[Directions] Copy all lines in which the word "title" can be found.
* * * *
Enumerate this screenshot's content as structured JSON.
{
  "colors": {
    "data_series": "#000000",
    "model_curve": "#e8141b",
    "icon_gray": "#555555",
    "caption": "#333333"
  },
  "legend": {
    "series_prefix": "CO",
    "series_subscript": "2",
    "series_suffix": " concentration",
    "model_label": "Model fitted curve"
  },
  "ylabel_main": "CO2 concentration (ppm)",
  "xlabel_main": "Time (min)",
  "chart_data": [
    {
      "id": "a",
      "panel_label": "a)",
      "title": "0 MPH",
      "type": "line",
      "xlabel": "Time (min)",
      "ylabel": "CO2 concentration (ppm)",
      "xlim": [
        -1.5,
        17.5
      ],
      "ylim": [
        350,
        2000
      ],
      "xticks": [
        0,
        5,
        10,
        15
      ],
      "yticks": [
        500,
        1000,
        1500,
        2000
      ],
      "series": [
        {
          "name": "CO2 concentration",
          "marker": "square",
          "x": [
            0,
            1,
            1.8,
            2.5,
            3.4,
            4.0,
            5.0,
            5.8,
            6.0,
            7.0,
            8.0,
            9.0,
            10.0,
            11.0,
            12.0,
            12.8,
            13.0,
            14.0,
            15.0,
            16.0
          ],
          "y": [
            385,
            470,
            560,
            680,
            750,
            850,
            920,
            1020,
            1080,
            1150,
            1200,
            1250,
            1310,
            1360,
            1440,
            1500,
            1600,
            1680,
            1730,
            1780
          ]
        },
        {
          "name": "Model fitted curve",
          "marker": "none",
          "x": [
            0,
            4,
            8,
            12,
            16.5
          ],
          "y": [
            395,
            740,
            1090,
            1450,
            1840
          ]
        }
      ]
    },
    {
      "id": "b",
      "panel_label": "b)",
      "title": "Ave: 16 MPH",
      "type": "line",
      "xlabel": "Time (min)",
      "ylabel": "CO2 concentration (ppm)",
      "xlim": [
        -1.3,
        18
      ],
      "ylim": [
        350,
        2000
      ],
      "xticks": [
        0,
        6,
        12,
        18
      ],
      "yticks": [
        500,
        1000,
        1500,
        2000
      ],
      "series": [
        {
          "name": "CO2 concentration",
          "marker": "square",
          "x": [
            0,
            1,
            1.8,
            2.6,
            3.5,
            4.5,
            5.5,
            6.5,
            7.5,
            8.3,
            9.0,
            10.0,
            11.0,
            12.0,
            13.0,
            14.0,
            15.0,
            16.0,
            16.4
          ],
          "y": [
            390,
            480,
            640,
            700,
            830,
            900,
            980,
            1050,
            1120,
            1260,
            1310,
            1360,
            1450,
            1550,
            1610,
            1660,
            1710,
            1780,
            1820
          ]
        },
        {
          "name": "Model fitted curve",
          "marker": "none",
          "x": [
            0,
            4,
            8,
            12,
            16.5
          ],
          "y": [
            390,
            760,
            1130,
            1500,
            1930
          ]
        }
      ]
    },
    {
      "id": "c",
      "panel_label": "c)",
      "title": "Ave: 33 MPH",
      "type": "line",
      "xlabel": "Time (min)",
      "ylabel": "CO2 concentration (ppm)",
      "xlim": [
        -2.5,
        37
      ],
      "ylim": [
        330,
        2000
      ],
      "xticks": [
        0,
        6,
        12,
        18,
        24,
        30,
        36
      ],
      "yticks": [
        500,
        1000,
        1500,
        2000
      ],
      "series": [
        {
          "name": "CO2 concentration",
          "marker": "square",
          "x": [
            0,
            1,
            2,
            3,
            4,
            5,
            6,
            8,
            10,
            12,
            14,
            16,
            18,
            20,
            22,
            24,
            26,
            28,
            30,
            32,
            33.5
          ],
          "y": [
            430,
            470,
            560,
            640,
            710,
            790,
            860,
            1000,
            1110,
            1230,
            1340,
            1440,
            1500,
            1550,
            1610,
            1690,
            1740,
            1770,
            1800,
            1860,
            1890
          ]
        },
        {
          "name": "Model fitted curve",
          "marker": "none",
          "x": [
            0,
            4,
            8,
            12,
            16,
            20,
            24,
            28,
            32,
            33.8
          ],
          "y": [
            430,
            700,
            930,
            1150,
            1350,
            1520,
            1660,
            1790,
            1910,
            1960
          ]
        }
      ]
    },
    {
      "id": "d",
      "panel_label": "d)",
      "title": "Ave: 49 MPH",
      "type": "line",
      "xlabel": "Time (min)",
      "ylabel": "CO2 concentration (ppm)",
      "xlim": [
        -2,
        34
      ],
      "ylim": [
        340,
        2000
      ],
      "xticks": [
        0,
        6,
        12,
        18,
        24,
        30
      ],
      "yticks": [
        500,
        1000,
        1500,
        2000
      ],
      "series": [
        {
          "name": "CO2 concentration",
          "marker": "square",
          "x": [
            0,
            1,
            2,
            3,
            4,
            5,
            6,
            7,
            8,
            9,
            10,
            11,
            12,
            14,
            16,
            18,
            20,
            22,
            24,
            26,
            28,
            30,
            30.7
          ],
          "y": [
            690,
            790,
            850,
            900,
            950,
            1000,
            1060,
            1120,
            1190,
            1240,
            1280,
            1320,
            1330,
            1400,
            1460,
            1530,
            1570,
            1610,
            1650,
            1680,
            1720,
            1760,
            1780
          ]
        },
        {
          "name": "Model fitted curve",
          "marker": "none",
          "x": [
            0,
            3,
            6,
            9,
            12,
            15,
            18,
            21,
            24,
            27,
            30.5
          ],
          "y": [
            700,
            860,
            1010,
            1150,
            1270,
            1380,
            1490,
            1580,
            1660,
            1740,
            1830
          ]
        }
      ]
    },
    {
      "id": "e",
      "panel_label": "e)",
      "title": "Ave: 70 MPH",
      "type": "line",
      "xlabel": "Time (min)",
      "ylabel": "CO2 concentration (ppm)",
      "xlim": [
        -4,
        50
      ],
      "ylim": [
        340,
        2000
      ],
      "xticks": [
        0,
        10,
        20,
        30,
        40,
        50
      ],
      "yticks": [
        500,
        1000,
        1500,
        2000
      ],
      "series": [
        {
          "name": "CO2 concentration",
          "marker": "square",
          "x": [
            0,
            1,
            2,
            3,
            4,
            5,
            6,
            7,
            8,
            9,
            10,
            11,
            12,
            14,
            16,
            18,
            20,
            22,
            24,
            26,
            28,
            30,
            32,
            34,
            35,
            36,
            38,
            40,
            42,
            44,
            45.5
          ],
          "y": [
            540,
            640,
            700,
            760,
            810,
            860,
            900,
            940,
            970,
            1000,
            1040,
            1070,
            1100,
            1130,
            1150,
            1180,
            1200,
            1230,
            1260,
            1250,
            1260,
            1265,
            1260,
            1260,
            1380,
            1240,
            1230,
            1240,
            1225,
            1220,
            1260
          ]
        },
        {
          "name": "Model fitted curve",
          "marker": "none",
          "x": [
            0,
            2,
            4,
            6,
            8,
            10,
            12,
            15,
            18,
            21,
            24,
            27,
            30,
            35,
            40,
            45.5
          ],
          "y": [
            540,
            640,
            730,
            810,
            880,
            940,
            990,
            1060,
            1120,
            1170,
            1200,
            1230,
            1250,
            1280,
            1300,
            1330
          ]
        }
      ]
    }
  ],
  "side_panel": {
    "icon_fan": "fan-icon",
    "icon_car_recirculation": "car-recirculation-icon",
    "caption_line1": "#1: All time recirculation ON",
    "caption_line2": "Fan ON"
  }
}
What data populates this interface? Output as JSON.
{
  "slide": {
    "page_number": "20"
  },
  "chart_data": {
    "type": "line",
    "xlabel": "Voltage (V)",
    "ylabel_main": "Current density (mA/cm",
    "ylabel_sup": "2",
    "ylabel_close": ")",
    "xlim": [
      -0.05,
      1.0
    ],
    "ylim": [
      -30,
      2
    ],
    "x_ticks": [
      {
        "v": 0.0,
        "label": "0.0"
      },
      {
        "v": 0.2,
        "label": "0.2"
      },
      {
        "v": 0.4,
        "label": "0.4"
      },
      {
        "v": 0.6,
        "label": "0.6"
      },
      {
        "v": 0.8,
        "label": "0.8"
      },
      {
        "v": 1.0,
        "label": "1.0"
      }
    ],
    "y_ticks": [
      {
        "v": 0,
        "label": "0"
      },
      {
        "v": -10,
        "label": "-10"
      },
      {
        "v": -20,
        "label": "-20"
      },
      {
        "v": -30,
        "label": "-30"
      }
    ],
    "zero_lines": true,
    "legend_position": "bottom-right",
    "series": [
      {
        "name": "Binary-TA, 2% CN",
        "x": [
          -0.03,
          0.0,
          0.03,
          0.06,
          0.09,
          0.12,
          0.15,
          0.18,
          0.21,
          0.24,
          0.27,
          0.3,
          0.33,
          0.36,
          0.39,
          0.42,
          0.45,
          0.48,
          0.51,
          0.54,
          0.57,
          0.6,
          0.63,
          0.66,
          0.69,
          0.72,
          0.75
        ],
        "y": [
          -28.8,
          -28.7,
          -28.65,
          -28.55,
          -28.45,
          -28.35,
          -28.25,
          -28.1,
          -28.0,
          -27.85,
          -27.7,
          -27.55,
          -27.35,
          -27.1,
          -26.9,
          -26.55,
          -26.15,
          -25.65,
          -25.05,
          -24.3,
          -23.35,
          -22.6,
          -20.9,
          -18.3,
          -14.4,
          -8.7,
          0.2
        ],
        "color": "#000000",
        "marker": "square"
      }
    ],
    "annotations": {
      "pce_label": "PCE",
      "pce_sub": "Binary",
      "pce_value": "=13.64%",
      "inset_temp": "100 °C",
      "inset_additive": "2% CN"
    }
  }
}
* * * *
[Solution]
      "title": "0 MPH",
      "title": "Ave: 16 MPH",
      "title": "Ave: 33 MPH",
      "title": "Ave: 49 MPH",
      "title": "Ave: 70 MPH",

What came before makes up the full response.